Leave out the pictures and transcribe everything else exactly.

[Extracted data entries]
====================
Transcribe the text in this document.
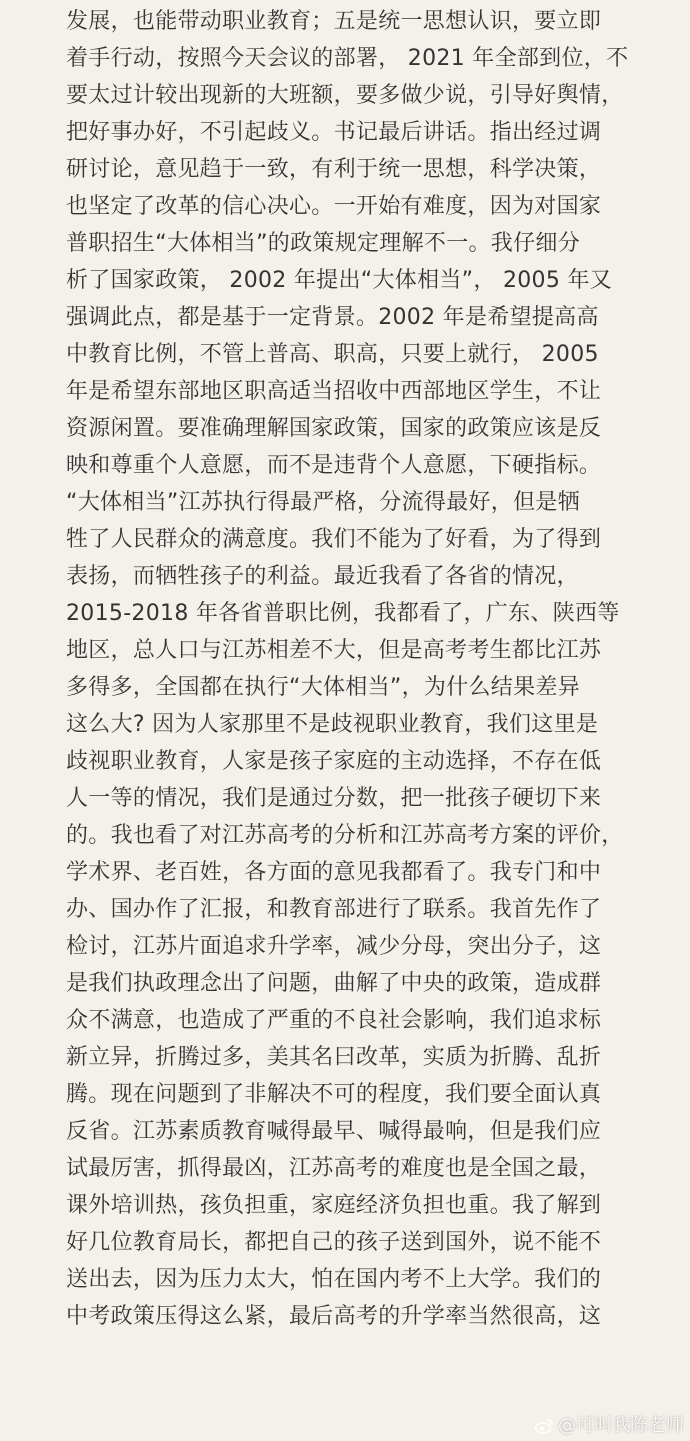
发展，也能带动职业教育；五是统一思想认识，要立即
着手行动，按照今天会议的部署， 2021 年全部到位，不
要太过计较出现新的大班额，要多做少说，引导好舆情，
把好事办好，不引起歧义。书记最后讲话。指出经过调
研讨论，意见趋于一致，有利于统一思想，科学决策，
也坚定了改革的信心决心。一开始有难度，因为对国家
普职招生“大体相当”的政策规定理解不一。我仔细分
析了国家政策， 2002 年提出“大体相当”， 2005 年又
强调此点，都是基于一定背景。2002 年是希望提高高
中教育比例，不管上普高、职高，只要上就行， 2005
年是希望东部地区职高适当招收中西部地区学生，不让
资源闲置。要准确理解国家政策，国家的政策应该是反
映和尊重个人意愿，而不是违背个人意愿，下硬指标。
“大体相当”江苏执行得最严格，分流得最好，但是牺
牲了人民群众的满意度。我们不能为了好看，为了得到
表扬，而牺牲孩子的利益。最近我看了各省的情况，
2015-2018 年各省普职比例，我都看了，广东、陕西等
地区，总人口与江苏相差不大，但是高考考生都比江苏
多得多，全国都在执行“大体相当”，为什么结果差异
这么大? 因为人家那里不是歧视职业教育，我们这里是
歧视职业教育，人家是孩子家庭的主动选择，不存在低
人一等的情况，我们是通过分数，把一批孩子硬切下来
的。我也看了对江苏高考的分析和江苏高考方案的评价，
学术界、老百姓，各方面的意见我都看了。我专门和中
办、国办作了汇报，和教育部进行了联系。我首先作了
检讨，江苏片面追求升学率，减少分母，突出分子，这
是我们执政理念出了问题，曲解了中央的政策，造成群
众不满意，也造成了严重的不良社会影响，我们追求标
新立异，折腾过多，美其名曰改革，实质为折腾、乱折
腾。现在问题到了非解决不可的程度，我们要全面认真
反省。江苏素质教育喊得最早、喊得最响，但是我们应
试最厉害，抓得最凶，江苏高考的难度也是全国之最，
课外培训热，孩负担重，家庭经济负担也重。我了解到
好几位教育局长，都把自己的孩子送到国外，说不能不
送出去，因为压力太大，怕在国内考不上大学。我们的
中考政策压得这么紧，最后高考的升学率当然很高，这
@可叫我陈老师
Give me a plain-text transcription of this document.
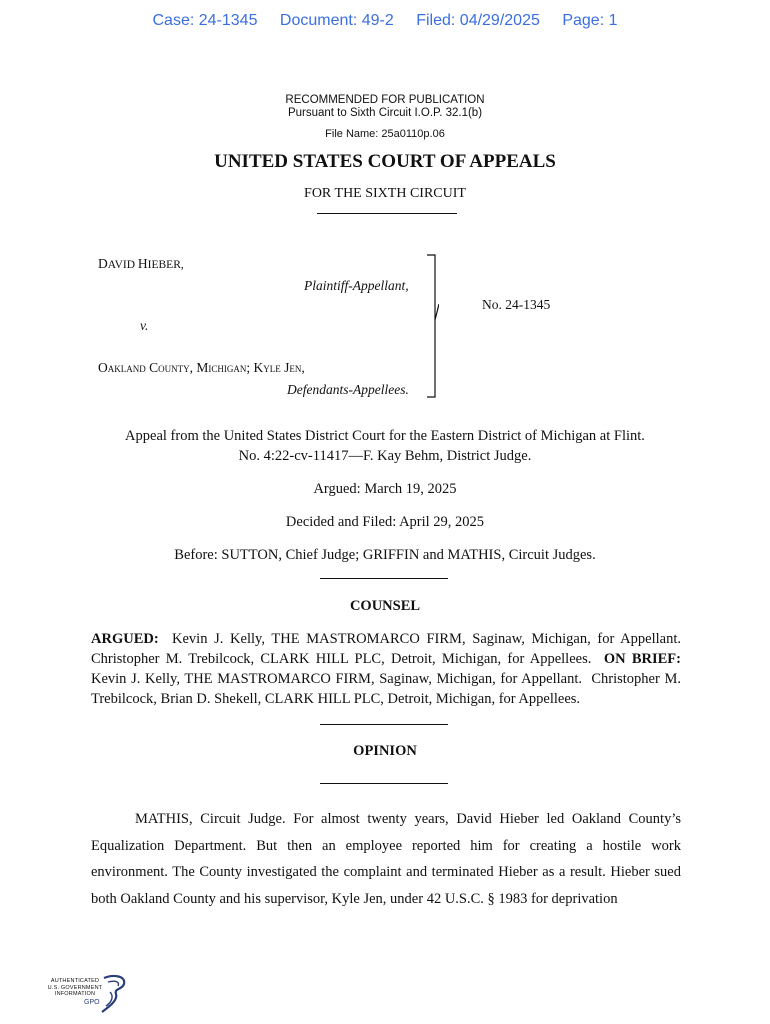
Case: 24-1345 Document: 49-2 Filed: 04/29/2025 Page: 1
RECOMMENDED FOR PUBLICATION
Pursuant to Sixth Circuit I.O.P. 32.1(b)
File Name: 25a0110p.06
UNITED STATES COURT OF APPEALS
FOR THE SIXTH CIRCUIT
DAVID HIEBER,
Plaintiff-Appellant,
v.
Oakland County, Michigan; Kyle Jen,
Defendants-Appellees.
No. 24-1345
Appeal from the United States District Court for the Eastern District of Michigan at Flint.
No. 4:22-cv-11417—F. Kay Behm, District Judge.
Argued: March 19, 2025
Decided and Filed: April 29, 2025
Before: SUTTON, Chief Judge; GRIFFIN and MATHIS, Circuit Judges.
COUNSEL
ARGUED:  Kevin J. Kelly, THE MASTROMARCO FIRM, Saginaw, Michigan, for Appellant. Christopher M. Trebilcock, CLARK HILL PLC, Detroit, Michigan, for Appellees.  ON BRIEF: Kevin J. Kelly, THE MASTROMARCO FIRM, Saginaw, Michigan, for Appellant.  Christopher M. Trebilcock, Brian D. Shekell, CLARK HILL PLC, Detroit, Michigan, for Appellees.
OPINION
MATHIS, Circuit Judge. For almost twenty years, David Hieber led Oakland County’s Equalization Department. But then an employee reported him for creating a hostile work environment. The County investigated the complaint and terminated Hieber as a result. Hieber sued both Oakland County and his supervisor, Kyle Jen, under 42 U.S.C. § 1983 for deprivation
AUTHENTICATED
U.S. GOVERNMENT
INFORMATION
GPO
====================
— THE COMPLETED TASK —
Transcribe the text in this document.
发展，也能带动职业教育；五是统一思想认识，要立即
着手行动，按照今天会议的部署， 2021 年全部到位，不
要太过计较出现新的大班额，要多做少说，引导好舆情，
把好事办好，不引起歧义。书记最后讲话。指出经过调
研讨论，意见趋于一致，有利于统一思想，科学决策，
也坚定了改革的信心决心。一开始有难度，因为对国家
普职招生“大体相当”的政策规定理解不一。我仔细分
析了国家政策， 2002 年提出“大体相当”， 2005 年又
强调此点，都是基于一定背景。2002 年是希望提高高
中教育比例，不管上普高、职高，只要上就行， 2005
年是希望东部地区职高适当招收中西部地区学生，不让
资源闲置。要准确理解国家政策，国家的政策应该是反
映和尊重个人意愿，而不是违背个人意愿，下硬指标。
“大体相当”江苏执行得最严格，分流得最好，但是牺
牲了人民群众的满意度。我们不能为了好看，为了得到
表扬，而牺牲孩子的利益。最近我看了各省的情况，
2015-2018 年各省普职比例，我都看了，广东、陕西等
地区，总人口与江苏相差不大，但是高考考生都比江苏
多得多，全国都在执行“大体相当”，为什么结果差异
这么大? 因为人家那里不是歧视职业教育，我们这里是
歧视职业教育，人家是孩子家庭的主动选择，不存在低
人一等的情况，我们是通过分数，把一批孩子硬切下来
的。我也看了对江苏高考的分析和江苏高考方案的评价，
学术界、老百姓，各方面的意见我都看了。我专门和中
办、国办作了汇报，和教育部进行了联系。我首先作了
检讨，江苏片面追求升学率，减少分母，突出分子，这
是我们执政理念出了问题，曲解了中央的政策，造成群
众不满意，也造成了严重的不良社会影响，我们追求标
新立异，折腾过多，美其名曰改革，实质为折腾、乱折
腾。现在问题到了非解决不可的程度，我们要全面认真
反省。江苏素质教育喊得最早、喊得最响，但是我们应
试最厉害，抓得最凶，江苏高考的难度也是全国之最，
课外培训热，孩负担重，家庭经济负担也重。我了解到
好几位教育局长，都把自己的孩子送到国外，说不能不
送出去，因为压力太大，怕在国内考不上大学。我们的
中考政策压得这么紧，最后高考的升学率当然很高，这
@可叫我陈老师
Give me a plain-text transcription of this document.
Case: 24-1345 Document: 49-2 Filed: 04/29/2025 Page: 1
RECOMMENDED FOR PUBLICATION
Pursuant to Sixth Circuit I.O.P. 32.1(b)
File Name: 25a0110p.06
UNITED STATES COURT OF APPEALS
FOR THE SIXTH CIRCUIT
DAVID HIEBER,
Plaintiff-Appellant,
v.
Oakland County, Michigan; Kyle Jen,
Defendants-Appellees.
No. 24-1345
Appeal from the United States District Court for the Eastern District of Michigan at Flint.
No. 4:22-cv-11417—F. Kay Behm, District Judge.
Argued: March 19, 2025
Decided and Filed: April 29, 2025
Before: SUTTON, Chief Judge; GRIFFIN and MATHIS, Circuit Judges.
COUNSEL
ARGUED:  Kevin J. Kelly, THE MASTROMARCO FIRM, Saginaw, Michigan, for Appellant. Christopher M. Trebilcock, CLARK HILL PLC, Detroit, Michigan, for Appellees.  ON BRIEF: Kevin J. Kelly, THE MASTROMARCO FIRM, Saginaw, Michigan, for Appellant.  Christopher M. Trebilcock, Brian D. Shekell, CLARK HILL PLC, Detroit, Michigan, for Appellees.
OPINION
MATHIS, Circuit Judge. For almost twenty years, David Hieber led Oakland County’s Equalization Department. But then an employee reported him for creating a hostile work environment. The County investigated the complaint and terminated Hieber as a result. Hieber sued both Oakland County and his supervisor, Kyle Jen, under 42 U.S.C. § 1983 for deprivation
AUTHENTICATED
U.S. GOVERNMENT
INFORMATION
GPO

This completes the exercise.